- **AIM**
Please write out the material below exactly as given.

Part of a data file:
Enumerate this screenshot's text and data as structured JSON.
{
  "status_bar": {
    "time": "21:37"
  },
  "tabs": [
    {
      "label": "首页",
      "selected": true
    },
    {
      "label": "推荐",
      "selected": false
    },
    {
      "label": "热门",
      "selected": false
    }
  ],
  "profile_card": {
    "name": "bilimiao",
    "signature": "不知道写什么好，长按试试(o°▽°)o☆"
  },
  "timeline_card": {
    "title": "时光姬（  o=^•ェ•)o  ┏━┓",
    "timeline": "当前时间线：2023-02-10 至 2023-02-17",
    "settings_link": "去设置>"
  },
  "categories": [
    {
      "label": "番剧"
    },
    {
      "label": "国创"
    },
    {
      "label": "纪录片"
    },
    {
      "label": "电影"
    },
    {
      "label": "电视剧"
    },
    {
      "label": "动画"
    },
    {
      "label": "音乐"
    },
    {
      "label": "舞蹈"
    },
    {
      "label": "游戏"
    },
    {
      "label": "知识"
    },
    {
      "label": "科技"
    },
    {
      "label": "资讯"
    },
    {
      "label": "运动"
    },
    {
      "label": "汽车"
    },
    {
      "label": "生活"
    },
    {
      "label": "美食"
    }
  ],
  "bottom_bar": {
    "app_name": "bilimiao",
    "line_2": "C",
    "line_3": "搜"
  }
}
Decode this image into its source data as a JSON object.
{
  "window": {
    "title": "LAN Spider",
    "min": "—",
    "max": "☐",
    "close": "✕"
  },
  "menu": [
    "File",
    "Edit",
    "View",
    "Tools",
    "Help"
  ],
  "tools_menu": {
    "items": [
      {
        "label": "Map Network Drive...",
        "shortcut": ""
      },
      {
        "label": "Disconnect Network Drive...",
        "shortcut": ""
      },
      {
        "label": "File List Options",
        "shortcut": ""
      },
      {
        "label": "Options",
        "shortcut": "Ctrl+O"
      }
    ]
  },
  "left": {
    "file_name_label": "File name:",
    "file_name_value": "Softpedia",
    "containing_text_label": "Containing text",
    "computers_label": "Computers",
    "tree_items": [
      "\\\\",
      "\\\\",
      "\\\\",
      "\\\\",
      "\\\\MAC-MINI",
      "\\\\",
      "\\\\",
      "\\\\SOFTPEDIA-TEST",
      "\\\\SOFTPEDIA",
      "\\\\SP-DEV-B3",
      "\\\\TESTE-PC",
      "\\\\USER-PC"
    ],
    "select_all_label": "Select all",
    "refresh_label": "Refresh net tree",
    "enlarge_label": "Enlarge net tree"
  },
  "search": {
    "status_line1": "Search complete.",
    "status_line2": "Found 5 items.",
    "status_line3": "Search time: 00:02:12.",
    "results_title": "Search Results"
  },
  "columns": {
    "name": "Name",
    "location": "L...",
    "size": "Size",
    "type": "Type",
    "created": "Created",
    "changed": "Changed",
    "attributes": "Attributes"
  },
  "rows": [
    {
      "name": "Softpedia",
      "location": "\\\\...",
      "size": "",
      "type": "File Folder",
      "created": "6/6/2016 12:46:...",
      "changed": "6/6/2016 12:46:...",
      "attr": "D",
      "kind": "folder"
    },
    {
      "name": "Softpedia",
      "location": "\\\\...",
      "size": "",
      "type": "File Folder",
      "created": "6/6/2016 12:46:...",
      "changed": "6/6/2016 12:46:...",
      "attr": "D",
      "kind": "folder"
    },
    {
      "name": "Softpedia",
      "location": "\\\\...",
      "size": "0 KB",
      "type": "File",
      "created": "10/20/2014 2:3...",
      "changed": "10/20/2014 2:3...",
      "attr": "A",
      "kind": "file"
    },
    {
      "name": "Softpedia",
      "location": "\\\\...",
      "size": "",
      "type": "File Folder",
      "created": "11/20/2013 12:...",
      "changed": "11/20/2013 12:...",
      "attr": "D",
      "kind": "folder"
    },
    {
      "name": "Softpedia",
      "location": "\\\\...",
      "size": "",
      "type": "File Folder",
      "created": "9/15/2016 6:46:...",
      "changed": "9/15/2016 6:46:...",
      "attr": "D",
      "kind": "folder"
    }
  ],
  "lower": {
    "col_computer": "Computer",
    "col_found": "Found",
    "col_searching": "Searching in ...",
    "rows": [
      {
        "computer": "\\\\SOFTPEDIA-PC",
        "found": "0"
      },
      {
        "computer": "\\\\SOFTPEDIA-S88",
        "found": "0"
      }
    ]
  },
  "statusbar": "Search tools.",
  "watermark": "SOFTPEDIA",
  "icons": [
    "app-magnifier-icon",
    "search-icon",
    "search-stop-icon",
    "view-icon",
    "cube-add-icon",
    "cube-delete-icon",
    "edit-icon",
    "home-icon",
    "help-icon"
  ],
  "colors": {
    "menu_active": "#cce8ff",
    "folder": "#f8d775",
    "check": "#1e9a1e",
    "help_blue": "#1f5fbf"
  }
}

- **ANSWER FOR THIS EXERCISE**
Enumerate this screenshot's text and data as structured JSON.
{
  "status_bar": {
    "time": "21:37"
  },
  "tabs": [
    {
      "label": "首页",
      "selected": true
    },
    {
      "label": "推荐",
      "selected": false
    },
    {
      "label": "热门",
      "selected": false
    }
  ],
  "profile_card": {
    "name": "bilimiao",
    "signature": "不知道写什么好，长按试试(o°▽°)o☆"
  },
  "timeline_card": {
    "title": "时光姬（  o=^•ェ•)o  ┏━┓",
    "timeline": "当前时间线：2023-02-10 至 2023-02-17",
    "settings_link": "去设置>"
  },
  "categories": [
    {
      "label": "番剧"
    },
    {
      "label": "国创"
    },
    {
      "label": "纪录片"
    },
    {
      "label": "电影"
    },
    {
      "label": "电视剧"
    },
    {
      "label": "动画"
    },
    {
      "label": "音乐"
    },
    {
      "label": "舞蹈"
    },
    {
      "label": "游戏"
    },
    {
      "label": "知识"
    },
    {
      "label": "科技"
    },
    {
      "label": "资讯"
    },
    {
      "label": "运动"
    },
    {
      "label": "汽车"
    },
    {
      "label": "生活"
    },
    {
      "label": "美食"
    }
  ],
  "bottom_bar": {
    "app_name": "bilimiao",
    "line_2": "C",
    "line_3": "搜"
  }
}
Decode this image into its source data as a JSON object.
{
  "window": {
    "title": "LAN Spider",
    "min": "—",
    "max": "☐",
    "close": "✕"
  },
  "menu": [
    "File",
    "Edit",
    "View",
    "Tools",
    "Help"
  ],
  "tools_menu": {
    "items": [
      {
        "label": "Map Network Drive...",
        "shortcut": ""
      },
      {
        "label": "Disconnect Network Drive...",
        "shortcut": ""
      },
      {
        "label": "File List Options",
        "shortcut": ""
      },
      {
        "label": "Options",
        "shortcut": "Ctrl+O"
      }
    ]
  },
  "left": {
    "file_name_label": "File name:",
    "file_name_value": "Softpedia",
    "containing_text_label": "Containing text",
    "computers_label": "Computers",
    "tree_items": [
      "\\\\",
      "\\\\",
      "\\\\",
      "\\\\",
      "\\\\MAC-MINI",
      "\\\\",
      "\\\\",
      "\\\\SOFTPEDIA-TEST",
      "\\\\SOFTPEDIA",
      "\\\\SP-DEV-B3",
      "\\\\TESTE-PC",
      "\\\\USER-PC"
    ],
    "select_all_label": "Select all",
    "refresh_label": "Refresh net tree",
    "enlarge_label": "Enlarge net tree"
  },
  "search": {
    "status_line1": "Search complete.",
    "status_line2": "Found 5 items.",
    "status_line3": "Search time: 00:02:12.",
    "results_title": "Search Results"
  },
  "columns": {
    "name": "Name",
    "location": "L...",
    "size": "Size",
    "type": "Type",
    "created": "Created",
    "changed": "Changed",
    "attributes": "Attributes"
  },
  "rows": [
    {
      "name": "Softpedia",
      "location": "\\\\...",
      "size": "",
      "type": "File Folder",
      "created": "6/6/2016 12:46:...",
      "changed": "6/6/2016 12:46:...",
      "attr": "D",
      "kind": "folder"
    },
    {
      "name": "Softpedia",
      "location": "\\\\...",
      "size": "",
      "type": "File Folder",
      "created": "6/6/2016 12:46:...",
      "changed": "6/6/2016 12:46:...",
      "attr": "D",
      "kind": "folder"
    },
    {
      "name": "Softpedia",
      "location": "\\\\...",
      "size": "0 KB",
      "type": "File",
      "created": "10/20/2014 2:3...",
      "changed": "10/20/2014 2:3...",
      "attr": "A",
      "kind": "file"
    },
    {
      "name": "Softpedia",
      "location": "\\\\...",
      "size": "",
      "type": "File Folder",
      "created": "11/20/2013 12:...",
      "changed": "11/20/2013 12:...",
      "attr": "D",
      "kind": "folder"
    },
    {
      "name": "Softpedia",
      "location": "\\\\...",
      "size": "",
      "type": "File Folder",
      "created": "9/15/2016 6:46:...",
      "changed": "9/15/2016 6:46:...",
      "attr": "D",
      "kind": "folder"
    }
  ],
  "lower": {
    "col_computer": "Computer",
    "col_found": "Found",
    "col_searching": "Searching in ...",
    "rows": [
      {
        "computer": "\\\\SOFTPEDIA-PC",
        "found": "0"
      },
      {
        "computer": "\\\\SOFTPEDIA-S88",
        "found": "0"
      }
    ]
  },
  "statusbar": "Search tools.",
  "watermark": "SOFTPEDIA",
  "icons": [
    "app-magnifier-icon",
    "search-icon",
    "search-stop-icon",
    "view-icon",
    "cube-add-icon",
    "cube-delete-icon",
    "edit-icon",
    "home-icon",
    "help-icon"
  ],
  "colors": {
    "menu_active": "#cce8ff",
    "folder": "#f8d775",
    "check": "#1e9a1e",
    "help_blue": "#1f5fbf"
  }
}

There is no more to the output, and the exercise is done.